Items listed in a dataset
■ ■ ■ ■ ■ ■ ■

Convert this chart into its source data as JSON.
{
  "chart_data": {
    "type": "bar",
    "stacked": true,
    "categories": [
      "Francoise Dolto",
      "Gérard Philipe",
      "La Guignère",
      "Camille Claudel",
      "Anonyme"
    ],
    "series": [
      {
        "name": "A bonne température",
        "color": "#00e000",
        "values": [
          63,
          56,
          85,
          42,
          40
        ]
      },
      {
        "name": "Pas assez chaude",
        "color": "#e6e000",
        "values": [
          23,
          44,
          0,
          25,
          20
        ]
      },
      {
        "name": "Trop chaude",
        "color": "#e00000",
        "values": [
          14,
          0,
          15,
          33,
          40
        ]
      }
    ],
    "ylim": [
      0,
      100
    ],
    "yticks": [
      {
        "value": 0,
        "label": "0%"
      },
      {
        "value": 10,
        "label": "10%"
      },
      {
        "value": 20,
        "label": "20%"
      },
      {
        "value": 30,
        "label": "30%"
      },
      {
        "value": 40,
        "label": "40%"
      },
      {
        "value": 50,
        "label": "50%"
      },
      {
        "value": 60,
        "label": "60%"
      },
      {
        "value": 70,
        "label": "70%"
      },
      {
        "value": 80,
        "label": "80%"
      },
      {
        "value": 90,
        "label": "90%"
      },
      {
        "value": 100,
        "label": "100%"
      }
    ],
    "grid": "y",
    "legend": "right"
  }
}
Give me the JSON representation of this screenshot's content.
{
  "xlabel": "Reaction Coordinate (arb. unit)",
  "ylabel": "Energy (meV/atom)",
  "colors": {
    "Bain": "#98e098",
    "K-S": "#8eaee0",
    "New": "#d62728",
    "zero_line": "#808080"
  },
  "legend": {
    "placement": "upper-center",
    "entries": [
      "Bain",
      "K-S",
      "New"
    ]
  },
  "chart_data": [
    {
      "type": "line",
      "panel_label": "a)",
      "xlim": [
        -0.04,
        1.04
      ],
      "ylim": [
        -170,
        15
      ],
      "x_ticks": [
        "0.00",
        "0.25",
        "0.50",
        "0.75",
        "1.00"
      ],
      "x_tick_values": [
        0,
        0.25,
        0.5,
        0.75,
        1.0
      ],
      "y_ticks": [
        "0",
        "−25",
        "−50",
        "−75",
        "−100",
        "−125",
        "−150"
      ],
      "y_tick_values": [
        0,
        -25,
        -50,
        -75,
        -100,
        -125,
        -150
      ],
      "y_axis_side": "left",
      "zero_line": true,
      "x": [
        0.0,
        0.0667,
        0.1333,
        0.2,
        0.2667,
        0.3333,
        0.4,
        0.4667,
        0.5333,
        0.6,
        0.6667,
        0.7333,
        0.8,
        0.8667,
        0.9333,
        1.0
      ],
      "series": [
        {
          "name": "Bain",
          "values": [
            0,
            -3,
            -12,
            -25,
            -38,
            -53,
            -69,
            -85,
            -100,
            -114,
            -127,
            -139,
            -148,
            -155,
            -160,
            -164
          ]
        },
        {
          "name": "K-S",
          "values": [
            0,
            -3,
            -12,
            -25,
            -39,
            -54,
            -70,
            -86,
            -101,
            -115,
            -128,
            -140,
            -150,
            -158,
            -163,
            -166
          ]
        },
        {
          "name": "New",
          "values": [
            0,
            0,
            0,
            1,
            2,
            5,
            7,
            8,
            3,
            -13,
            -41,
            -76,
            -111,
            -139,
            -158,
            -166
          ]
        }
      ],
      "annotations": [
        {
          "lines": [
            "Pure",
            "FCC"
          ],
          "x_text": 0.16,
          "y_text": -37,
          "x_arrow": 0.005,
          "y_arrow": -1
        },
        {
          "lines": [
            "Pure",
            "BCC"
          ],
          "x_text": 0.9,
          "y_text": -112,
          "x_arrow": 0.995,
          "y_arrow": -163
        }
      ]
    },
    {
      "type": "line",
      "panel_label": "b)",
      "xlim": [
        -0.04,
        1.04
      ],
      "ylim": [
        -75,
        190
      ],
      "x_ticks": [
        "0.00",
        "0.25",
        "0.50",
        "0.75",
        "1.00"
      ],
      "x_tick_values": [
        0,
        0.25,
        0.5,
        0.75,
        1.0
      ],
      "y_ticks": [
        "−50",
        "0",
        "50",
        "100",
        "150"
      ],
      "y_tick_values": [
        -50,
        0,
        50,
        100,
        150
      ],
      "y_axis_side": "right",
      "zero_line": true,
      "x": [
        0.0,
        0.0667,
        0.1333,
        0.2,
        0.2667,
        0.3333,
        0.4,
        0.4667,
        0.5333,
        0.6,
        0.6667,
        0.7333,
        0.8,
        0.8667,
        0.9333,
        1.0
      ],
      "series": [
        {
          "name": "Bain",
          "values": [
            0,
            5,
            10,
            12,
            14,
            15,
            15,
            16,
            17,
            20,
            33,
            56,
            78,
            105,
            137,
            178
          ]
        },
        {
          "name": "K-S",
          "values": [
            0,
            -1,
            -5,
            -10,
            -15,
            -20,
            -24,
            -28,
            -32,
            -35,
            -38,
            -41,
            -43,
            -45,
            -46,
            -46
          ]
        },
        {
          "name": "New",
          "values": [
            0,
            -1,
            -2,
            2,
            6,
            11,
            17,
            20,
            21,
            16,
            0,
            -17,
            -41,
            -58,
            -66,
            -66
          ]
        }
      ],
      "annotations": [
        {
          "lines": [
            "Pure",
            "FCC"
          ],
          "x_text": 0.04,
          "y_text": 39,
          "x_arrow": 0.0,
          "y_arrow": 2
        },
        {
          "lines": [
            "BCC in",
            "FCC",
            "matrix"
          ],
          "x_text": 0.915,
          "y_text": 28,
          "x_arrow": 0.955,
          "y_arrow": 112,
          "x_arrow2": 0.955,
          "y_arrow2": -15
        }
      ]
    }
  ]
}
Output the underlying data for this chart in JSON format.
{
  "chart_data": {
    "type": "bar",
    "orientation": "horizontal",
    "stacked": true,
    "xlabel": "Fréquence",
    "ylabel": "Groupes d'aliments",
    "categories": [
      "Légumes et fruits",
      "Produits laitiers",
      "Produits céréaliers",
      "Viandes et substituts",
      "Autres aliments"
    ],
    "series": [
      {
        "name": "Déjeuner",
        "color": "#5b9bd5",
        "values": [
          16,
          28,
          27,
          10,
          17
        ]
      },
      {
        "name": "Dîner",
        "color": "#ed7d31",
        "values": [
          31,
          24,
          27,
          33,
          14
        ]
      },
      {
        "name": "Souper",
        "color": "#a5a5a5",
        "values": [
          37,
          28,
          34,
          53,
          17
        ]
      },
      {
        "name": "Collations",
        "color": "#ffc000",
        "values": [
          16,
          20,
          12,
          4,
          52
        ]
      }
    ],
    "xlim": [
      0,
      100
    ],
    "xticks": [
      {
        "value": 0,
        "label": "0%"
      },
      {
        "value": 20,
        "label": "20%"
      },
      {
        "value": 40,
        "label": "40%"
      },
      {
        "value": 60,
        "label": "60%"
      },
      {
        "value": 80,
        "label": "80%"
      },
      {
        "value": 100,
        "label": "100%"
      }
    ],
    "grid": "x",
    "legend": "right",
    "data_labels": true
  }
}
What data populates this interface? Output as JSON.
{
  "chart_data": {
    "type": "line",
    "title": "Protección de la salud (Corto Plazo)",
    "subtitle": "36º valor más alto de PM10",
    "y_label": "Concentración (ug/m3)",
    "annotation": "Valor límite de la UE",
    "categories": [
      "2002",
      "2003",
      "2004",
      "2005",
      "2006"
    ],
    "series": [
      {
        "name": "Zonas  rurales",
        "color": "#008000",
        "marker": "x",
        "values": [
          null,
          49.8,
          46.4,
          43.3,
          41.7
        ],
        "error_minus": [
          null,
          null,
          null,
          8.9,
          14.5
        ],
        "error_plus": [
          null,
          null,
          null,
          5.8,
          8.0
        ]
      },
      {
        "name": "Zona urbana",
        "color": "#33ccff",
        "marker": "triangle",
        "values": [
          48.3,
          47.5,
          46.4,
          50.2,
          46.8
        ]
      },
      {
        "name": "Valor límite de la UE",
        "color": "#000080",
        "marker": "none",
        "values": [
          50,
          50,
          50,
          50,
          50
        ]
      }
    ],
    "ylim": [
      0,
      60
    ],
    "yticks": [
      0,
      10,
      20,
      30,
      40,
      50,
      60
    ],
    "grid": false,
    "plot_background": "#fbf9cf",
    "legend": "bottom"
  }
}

■ ■ ■ ■ ■ ■ ■

Goal of the exercise
Check every line of the data, and copy the ones that contain "right".

Task answer
    "legend": "right"
      "y_axis_side": "right",
    "legend": "right",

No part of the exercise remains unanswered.